• To be done
Filter the records below and copy every line containing the word "color".

• Figure content listings
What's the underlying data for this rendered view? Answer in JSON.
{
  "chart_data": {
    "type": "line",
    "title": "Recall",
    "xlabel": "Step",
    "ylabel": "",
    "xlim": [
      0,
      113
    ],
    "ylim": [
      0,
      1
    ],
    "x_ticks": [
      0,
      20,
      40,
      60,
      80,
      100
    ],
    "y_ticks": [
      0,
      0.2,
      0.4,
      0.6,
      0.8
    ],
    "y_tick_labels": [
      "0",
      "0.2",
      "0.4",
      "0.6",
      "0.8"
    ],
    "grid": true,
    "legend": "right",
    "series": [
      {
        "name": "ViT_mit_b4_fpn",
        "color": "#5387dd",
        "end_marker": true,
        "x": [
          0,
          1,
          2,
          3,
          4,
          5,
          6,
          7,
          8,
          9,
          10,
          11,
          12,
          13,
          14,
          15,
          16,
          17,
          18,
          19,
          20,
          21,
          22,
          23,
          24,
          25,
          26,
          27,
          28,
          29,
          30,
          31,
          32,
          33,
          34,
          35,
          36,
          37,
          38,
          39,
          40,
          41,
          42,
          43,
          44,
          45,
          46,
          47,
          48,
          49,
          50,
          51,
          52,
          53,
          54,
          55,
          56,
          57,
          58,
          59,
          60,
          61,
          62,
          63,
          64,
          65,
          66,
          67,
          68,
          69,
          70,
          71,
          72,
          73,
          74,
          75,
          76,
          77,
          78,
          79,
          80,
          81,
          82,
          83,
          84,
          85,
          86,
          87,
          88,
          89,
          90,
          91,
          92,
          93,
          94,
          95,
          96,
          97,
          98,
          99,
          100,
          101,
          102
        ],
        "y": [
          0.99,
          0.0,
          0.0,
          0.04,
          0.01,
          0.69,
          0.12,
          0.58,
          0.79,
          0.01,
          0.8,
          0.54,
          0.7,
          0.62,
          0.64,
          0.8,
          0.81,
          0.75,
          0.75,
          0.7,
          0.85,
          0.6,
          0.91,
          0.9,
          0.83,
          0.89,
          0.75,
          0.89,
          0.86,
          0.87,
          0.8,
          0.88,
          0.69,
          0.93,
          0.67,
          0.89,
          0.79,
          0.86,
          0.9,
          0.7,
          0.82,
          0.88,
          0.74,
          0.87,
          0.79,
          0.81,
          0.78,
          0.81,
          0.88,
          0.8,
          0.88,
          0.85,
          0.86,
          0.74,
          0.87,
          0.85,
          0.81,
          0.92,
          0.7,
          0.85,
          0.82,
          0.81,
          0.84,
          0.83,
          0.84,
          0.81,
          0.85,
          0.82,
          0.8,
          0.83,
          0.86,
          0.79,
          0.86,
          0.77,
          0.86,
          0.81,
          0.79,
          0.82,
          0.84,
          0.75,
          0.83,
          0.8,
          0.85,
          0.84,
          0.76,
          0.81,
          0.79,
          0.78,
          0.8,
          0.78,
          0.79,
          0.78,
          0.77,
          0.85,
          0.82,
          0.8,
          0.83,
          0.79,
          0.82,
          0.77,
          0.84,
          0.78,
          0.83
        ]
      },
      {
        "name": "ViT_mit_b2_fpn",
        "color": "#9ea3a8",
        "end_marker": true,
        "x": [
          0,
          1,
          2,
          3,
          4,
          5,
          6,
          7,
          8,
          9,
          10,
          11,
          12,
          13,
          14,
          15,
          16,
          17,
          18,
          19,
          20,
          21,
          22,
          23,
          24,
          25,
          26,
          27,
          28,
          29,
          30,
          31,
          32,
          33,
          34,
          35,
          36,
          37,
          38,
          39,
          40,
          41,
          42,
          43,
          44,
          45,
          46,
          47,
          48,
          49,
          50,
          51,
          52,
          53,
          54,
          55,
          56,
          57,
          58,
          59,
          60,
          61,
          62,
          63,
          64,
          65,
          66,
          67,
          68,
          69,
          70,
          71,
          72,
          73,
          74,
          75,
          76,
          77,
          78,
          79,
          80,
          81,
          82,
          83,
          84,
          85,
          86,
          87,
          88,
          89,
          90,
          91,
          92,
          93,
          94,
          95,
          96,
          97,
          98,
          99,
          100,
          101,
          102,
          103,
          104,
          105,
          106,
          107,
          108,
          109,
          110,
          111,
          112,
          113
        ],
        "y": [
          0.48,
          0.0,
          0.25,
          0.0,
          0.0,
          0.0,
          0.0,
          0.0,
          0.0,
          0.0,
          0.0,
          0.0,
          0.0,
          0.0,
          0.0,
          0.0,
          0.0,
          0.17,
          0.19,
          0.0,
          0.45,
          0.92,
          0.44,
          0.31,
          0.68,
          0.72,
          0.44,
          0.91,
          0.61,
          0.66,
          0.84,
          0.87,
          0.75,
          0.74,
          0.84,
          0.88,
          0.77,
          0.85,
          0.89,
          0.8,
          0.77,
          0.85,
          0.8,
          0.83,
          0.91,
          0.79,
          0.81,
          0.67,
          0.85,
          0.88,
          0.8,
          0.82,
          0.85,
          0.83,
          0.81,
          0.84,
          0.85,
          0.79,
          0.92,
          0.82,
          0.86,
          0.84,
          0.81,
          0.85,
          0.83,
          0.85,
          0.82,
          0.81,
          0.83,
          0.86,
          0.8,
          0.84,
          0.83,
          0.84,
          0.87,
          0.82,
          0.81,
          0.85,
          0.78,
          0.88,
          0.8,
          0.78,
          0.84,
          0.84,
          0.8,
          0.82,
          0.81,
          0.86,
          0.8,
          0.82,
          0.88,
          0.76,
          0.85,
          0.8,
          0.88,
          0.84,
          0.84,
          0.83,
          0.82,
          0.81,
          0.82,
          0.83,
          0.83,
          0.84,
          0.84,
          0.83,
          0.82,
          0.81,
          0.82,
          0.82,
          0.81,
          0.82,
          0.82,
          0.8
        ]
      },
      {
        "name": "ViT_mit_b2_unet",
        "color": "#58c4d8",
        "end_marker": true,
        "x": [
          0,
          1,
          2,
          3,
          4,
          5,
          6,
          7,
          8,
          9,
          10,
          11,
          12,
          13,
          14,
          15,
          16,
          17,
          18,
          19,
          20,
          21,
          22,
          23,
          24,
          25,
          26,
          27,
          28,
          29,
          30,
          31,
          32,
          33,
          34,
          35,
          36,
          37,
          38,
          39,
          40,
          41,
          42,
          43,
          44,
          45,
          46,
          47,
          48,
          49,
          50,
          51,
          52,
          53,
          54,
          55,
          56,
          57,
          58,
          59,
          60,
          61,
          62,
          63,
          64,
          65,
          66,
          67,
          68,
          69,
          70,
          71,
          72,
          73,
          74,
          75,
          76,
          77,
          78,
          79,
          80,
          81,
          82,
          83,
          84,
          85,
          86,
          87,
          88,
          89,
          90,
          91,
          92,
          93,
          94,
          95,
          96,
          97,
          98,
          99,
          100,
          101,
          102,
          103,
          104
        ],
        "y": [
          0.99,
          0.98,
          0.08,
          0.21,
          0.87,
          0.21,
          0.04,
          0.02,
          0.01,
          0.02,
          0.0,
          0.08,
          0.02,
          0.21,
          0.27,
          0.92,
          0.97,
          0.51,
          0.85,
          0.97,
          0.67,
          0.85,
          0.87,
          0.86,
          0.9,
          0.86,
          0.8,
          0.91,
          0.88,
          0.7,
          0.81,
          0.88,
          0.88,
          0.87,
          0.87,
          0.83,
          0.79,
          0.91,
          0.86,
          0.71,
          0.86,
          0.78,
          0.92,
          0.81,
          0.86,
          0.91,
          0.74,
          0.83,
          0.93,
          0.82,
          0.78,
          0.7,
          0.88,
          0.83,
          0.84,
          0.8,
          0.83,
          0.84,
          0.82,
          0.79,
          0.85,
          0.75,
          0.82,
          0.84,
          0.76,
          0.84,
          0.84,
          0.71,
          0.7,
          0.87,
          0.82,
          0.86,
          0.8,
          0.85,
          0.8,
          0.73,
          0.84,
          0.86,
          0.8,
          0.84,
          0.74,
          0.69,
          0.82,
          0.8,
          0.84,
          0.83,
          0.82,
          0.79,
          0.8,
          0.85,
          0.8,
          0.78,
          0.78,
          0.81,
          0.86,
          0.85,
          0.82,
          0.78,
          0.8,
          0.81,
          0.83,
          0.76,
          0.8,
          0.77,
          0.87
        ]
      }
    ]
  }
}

• Written answer
        "color": "#5387dd",
        "color": "#9ea3a8",
        "color": "#58c4d8",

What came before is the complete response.